_WHAT YOU ARE ASKED TO DO_: Collect all lines below with the string "screenshot".

Figure collection entries:
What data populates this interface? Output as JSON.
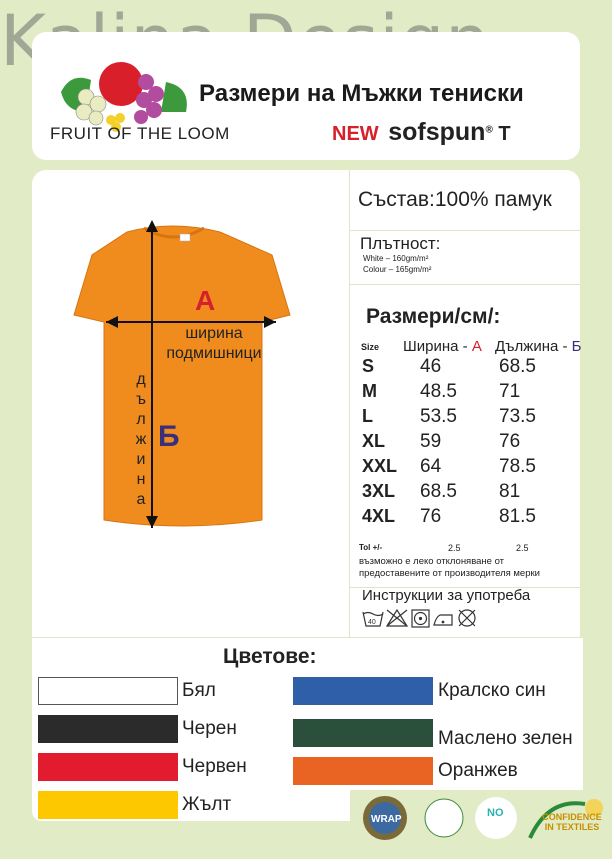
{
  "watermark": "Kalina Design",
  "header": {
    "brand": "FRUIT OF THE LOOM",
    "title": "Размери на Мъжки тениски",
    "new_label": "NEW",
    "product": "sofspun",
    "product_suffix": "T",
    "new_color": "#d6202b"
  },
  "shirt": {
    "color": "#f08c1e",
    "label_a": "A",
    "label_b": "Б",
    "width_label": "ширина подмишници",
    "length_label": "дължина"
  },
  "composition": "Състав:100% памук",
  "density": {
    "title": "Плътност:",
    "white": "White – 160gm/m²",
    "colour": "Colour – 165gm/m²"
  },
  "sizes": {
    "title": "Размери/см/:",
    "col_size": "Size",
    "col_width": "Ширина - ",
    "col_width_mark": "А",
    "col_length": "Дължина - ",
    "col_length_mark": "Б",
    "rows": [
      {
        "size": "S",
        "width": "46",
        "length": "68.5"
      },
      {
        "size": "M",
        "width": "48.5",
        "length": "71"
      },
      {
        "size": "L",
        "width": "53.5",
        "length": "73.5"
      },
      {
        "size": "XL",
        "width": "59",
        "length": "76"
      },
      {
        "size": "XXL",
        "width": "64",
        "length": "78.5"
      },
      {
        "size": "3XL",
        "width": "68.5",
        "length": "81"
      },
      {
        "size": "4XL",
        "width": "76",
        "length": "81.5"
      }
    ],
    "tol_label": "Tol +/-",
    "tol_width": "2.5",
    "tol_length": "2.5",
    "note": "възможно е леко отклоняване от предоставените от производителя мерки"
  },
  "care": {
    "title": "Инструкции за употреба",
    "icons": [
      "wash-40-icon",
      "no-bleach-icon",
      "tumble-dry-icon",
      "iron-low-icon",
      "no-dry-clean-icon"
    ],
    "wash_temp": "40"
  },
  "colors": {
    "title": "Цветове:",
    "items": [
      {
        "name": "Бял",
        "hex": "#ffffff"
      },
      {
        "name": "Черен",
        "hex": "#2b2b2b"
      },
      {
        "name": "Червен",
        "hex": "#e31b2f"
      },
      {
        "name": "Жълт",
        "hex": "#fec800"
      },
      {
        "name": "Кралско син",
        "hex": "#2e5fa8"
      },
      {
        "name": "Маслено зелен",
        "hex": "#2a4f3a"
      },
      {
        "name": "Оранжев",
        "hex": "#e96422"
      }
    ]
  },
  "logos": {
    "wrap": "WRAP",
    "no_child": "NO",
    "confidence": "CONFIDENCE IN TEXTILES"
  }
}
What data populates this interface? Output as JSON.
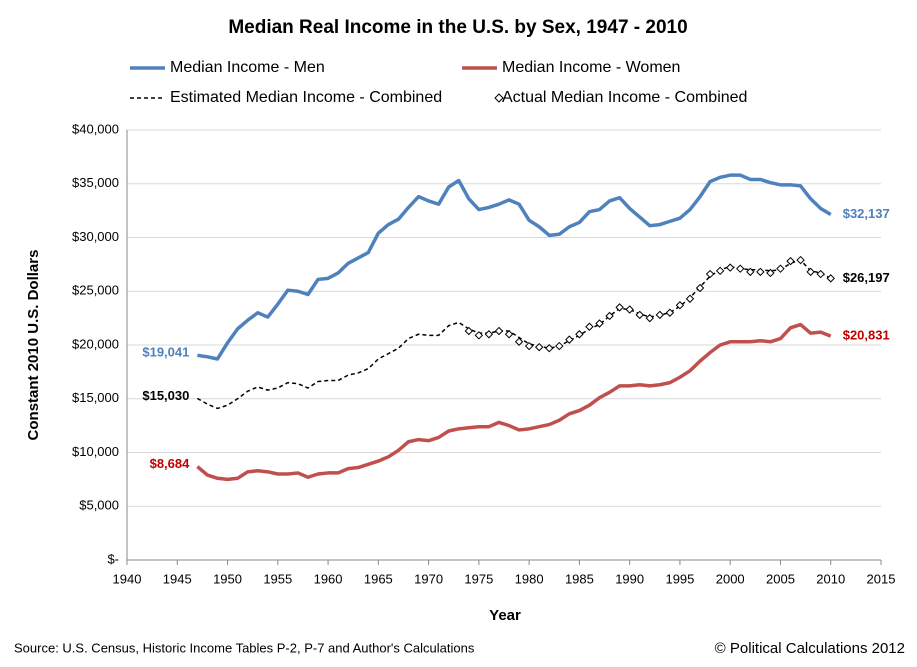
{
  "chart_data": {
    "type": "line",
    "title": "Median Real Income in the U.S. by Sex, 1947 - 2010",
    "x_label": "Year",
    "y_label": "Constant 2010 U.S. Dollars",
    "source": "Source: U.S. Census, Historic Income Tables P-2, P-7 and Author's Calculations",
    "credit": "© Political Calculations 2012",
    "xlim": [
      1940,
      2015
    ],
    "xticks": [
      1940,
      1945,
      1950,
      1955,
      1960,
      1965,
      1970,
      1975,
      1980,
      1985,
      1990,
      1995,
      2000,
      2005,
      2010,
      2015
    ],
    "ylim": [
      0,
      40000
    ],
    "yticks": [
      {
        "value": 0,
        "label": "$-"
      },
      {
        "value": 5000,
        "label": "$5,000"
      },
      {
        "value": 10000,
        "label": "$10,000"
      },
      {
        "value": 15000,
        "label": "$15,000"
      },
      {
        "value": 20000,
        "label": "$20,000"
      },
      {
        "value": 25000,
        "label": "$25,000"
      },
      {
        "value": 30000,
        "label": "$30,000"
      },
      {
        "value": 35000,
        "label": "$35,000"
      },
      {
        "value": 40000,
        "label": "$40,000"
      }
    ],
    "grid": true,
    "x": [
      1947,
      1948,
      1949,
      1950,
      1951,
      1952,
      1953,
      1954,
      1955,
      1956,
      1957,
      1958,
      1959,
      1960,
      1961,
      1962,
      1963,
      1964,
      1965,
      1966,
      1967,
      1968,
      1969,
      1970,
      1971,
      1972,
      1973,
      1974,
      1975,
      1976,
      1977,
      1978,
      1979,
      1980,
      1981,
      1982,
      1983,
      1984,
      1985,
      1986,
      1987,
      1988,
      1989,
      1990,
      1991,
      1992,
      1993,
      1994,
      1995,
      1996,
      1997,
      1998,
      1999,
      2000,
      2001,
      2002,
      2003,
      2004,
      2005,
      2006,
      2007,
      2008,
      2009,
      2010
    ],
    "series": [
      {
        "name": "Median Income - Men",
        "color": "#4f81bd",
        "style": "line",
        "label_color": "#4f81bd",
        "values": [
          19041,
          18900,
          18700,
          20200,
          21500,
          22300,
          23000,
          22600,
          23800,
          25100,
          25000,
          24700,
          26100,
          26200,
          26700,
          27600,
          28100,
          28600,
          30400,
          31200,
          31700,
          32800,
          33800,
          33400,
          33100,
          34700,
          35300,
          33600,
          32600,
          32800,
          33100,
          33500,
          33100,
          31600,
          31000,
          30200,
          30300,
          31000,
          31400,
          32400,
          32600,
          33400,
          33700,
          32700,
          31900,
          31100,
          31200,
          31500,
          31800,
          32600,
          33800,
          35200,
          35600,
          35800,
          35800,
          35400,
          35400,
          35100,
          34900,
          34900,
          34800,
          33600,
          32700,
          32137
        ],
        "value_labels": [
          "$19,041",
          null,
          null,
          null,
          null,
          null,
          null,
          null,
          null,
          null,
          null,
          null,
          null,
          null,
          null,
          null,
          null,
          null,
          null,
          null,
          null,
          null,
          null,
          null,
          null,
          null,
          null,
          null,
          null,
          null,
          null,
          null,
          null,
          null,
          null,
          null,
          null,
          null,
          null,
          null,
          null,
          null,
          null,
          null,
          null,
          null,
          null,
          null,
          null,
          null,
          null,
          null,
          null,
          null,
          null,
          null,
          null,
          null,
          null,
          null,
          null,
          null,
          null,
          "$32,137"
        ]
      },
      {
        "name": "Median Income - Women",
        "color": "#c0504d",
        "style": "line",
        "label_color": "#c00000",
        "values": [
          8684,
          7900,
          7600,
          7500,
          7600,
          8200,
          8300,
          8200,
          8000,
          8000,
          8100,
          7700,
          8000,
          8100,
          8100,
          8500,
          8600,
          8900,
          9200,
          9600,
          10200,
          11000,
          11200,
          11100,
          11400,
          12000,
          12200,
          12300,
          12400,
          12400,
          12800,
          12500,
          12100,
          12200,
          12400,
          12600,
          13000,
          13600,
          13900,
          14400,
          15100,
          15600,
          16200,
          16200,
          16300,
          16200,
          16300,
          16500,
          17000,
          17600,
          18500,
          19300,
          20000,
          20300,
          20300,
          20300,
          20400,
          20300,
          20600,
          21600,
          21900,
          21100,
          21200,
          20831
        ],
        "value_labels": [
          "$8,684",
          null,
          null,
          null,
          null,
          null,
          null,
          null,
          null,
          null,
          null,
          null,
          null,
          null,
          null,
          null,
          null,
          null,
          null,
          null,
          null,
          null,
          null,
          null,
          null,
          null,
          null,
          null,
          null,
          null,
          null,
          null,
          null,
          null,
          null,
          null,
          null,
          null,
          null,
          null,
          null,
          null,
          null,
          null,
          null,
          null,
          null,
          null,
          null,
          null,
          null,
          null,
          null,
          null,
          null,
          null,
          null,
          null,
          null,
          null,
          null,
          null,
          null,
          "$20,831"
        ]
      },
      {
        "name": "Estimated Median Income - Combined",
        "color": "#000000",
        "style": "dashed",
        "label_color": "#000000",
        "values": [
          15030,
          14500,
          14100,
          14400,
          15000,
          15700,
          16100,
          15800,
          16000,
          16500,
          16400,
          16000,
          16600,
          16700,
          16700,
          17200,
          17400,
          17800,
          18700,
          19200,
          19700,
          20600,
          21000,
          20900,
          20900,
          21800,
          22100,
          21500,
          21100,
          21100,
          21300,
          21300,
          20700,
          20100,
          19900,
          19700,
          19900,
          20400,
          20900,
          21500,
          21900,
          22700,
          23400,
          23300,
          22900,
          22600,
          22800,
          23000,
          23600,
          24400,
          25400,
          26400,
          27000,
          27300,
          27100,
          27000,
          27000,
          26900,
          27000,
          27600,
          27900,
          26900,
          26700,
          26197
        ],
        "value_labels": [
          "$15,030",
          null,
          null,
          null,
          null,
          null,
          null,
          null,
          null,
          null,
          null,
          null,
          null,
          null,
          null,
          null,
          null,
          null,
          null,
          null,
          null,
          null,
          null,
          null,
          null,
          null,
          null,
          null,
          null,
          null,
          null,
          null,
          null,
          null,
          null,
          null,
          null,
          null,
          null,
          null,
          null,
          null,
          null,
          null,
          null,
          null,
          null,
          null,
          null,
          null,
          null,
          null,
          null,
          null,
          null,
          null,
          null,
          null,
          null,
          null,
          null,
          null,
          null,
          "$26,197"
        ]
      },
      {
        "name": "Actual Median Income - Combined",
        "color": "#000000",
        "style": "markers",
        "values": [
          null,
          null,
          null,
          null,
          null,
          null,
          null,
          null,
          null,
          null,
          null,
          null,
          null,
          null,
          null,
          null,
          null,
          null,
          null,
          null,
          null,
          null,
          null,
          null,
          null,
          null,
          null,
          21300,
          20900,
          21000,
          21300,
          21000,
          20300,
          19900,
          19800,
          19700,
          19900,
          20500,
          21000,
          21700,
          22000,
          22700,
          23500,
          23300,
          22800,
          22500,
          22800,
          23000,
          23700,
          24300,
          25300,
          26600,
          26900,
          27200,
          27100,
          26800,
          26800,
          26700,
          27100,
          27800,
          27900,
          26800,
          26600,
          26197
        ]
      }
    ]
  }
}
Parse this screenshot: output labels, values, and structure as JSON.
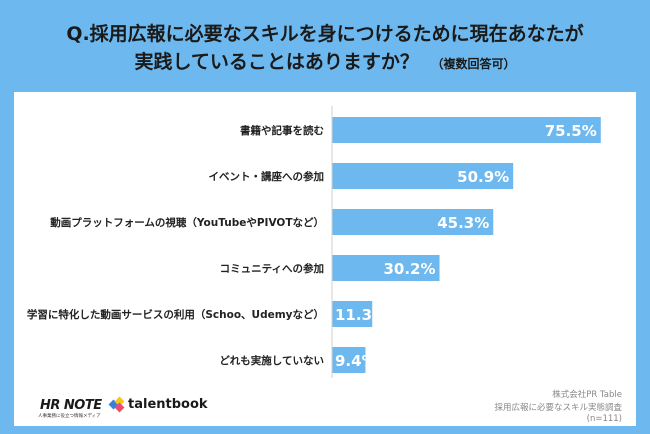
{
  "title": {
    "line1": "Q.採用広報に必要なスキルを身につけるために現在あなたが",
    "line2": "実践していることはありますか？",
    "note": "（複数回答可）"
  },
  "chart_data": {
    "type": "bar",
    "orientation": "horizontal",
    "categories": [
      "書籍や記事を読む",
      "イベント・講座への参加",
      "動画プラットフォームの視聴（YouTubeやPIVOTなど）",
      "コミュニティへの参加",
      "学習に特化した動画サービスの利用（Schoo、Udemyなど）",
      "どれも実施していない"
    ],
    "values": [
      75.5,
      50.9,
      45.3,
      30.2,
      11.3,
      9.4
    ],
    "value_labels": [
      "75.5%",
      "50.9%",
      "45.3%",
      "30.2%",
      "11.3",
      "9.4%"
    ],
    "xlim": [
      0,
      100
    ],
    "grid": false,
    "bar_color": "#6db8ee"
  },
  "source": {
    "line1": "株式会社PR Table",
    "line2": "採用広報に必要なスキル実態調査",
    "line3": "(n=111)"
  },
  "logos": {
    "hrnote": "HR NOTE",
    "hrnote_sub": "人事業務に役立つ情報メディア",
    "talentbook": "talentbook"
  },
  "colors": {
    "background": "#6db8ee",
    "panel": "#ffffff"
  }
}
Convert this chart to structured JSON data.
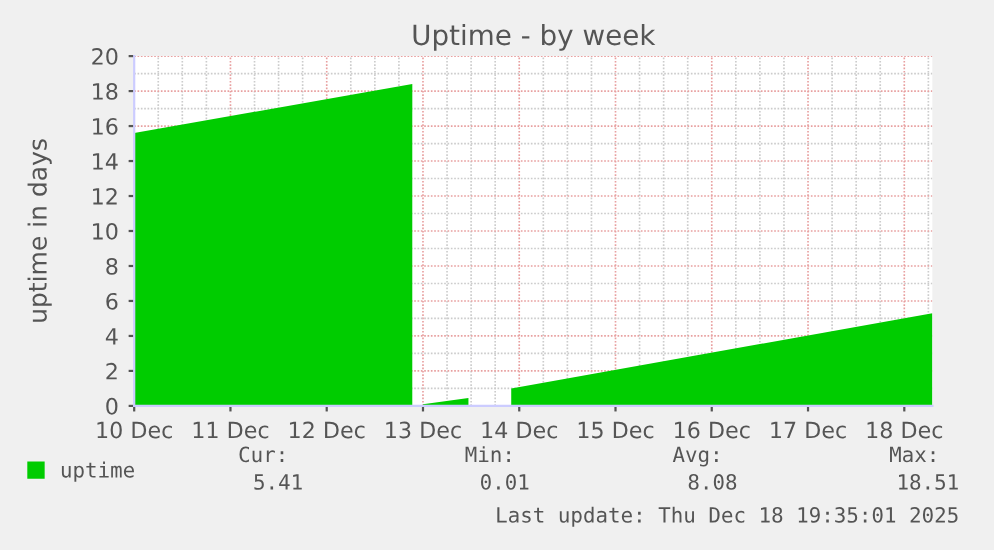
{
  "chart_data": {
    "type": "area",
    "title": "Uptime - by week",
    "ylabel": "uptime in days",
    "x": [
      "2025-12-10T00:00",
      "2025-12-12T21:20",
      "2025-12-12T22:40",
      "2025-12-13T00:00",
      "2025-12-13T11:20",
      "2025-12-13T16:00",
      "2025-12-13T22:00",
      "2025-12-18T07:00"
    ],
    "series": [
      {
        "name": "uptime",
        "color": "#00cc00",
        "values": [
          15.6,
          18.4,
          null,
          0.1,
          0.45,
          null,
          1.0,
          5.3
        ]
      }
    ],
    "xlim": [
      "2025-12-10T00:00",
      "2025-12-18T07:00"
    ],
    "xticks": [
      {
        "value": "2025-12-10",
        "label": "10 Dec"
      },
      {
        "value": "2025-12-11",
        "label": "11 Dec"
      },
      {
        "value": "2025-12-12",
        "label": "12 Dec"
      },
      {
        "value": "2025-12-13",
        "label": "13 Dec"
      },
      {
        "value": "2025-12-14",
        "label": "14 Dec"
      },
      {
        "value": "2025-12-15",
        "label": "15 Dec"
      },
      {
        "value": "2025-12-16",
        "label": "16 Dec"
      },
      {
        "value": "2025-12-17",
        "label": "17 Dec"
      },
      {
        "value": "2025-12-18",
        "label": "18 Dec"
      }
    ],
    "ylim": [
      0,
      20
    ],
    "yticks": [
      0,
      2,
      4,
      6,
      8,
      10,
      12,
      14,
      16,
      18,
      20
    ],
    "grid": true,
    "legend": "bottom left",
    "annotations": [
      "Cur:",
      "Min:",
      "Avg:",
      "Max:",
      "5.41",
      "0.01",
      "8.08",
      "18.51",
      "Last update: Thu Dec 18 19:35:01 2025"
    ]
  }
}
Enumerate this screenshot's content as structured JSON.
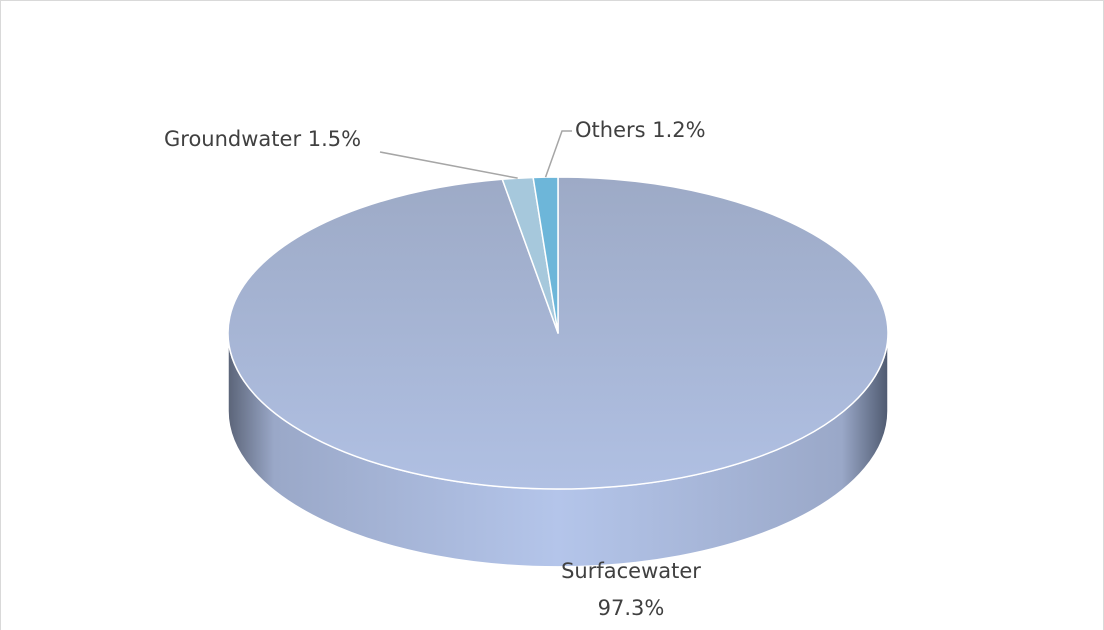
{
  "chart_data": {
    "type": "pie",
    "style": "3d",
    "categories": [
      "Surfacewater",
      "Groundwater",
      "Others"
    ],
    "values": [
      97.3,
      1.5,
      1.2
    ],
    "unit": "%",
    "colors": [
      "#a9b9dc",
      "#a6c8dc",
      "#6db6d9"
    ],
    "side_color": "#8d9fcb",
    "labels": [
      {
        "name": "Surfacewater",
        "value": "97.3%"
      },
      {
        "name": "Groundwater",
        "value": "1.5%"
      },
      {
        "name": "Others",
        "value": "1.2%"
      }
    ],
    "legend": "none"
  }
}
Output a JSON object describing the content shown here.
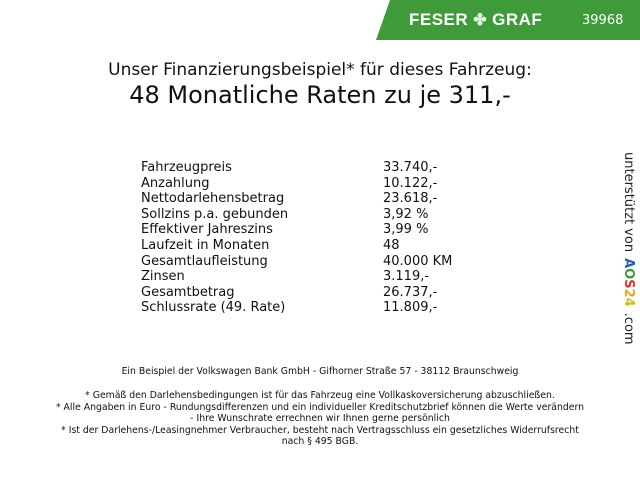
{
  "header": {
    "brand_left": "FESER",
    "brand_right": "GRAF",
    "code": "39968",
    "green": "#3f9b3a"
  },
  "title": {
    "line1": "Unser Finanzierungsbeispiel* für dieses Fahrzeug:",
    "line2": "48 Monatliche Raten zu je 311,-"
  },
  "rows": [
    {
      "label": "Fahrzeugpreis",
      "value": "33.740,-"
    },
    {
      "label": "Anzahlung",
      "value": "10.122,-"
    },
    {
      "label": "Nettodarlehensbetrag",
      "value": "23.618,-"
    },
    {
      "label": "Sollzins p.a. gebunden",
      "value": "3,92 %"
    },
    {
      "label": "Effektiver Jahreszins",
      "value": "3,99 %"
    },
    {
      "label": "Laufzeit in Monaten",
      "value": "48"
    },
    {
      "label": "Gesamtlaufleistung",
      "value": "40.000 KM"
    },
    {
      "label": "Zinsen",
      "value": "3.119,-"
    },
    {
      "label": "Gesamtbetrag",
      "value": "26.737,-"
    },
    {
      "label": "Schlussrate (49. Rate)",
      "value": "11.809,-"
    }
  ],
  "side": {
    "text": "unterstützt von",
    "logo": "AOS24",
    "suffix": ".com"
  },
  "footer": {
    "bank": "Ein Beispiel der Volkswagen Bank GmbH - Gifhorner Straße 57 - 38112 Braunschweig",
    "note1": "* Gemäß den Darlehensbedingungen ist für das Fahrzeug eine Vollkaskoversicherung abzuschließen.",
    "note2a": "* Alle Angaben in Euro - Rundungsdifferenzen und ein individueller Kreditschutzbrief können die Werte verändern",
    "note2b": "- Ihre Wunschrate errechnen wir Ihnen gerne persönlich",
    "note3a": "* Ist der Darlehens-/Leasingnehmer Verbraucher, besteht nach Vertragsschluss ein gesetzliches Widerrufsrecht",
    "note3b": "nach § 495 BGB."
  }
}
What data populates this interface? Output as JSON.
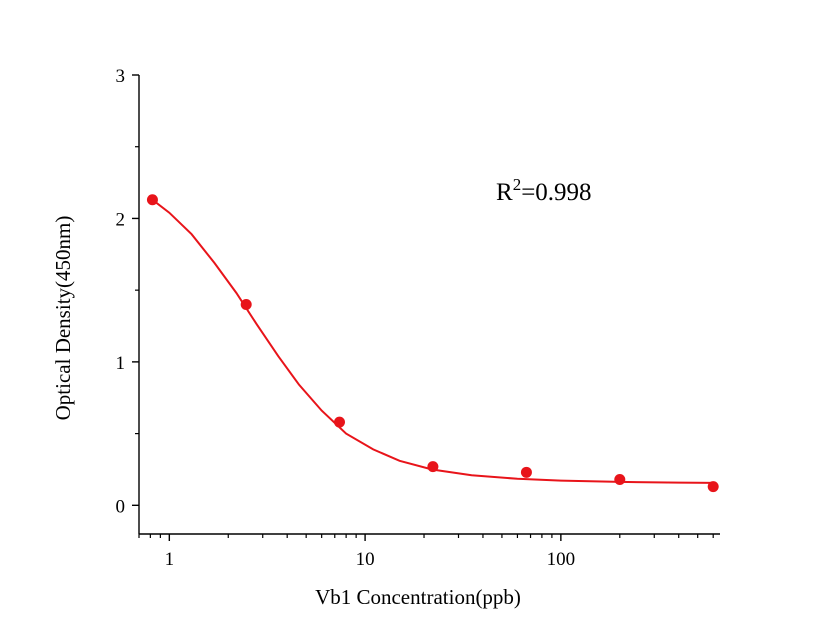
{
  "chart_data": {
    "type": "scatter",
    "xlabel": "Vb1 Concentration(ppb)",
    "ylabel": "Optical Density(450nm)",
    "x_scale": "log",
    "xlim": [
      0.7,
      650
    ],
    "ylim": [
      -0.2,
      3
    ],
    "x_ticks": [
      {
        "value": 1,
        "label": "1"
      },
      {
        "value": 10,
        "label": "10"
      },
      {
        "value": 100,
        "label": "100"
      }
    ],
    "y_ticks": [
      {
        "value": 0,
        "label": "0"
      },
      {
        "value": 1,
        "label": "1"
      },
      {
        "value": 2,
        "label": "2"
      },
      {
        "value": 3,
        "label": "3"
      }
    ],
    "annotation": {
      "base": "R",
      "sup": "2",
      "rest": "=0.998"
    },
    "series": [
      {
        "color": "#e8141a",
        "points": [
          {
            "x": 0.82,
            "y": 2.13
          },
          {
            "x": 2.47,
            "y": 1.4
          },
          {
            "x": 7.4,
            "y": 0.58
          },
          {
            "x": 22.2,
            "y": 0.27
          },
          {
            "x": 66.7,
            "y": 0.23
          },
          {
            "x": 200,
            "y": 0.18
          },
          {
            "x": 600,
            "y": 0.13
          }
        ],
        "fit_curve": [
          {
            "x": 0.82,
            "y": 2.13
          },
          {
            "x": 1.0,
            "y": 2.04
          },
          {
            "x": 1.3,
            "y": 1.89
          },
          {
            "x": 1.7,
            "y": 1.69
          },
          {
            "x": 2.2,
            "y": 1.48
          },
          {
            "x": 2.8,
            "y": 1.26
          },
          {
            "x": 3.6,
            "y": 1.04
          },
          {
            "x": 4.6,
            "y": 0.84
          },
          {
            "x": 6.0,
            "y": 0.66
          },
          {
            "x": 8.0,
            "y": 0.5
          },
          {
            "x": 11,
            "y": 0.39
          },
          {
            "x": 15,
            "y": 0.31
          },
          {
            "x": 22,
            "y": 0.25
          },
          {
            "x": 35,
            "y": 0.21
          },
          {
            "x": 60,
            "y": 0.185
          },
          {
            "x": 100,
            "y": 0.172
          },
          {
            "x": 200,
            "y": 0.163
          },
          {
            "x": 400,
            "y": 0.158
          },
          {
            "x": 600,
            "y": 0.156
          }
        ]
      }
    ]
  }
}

_ANSWER BELOW_:
Parse this screenshot: output labels, values, and structure as JSON.
Enumerate this screenshot's content as structured JSON.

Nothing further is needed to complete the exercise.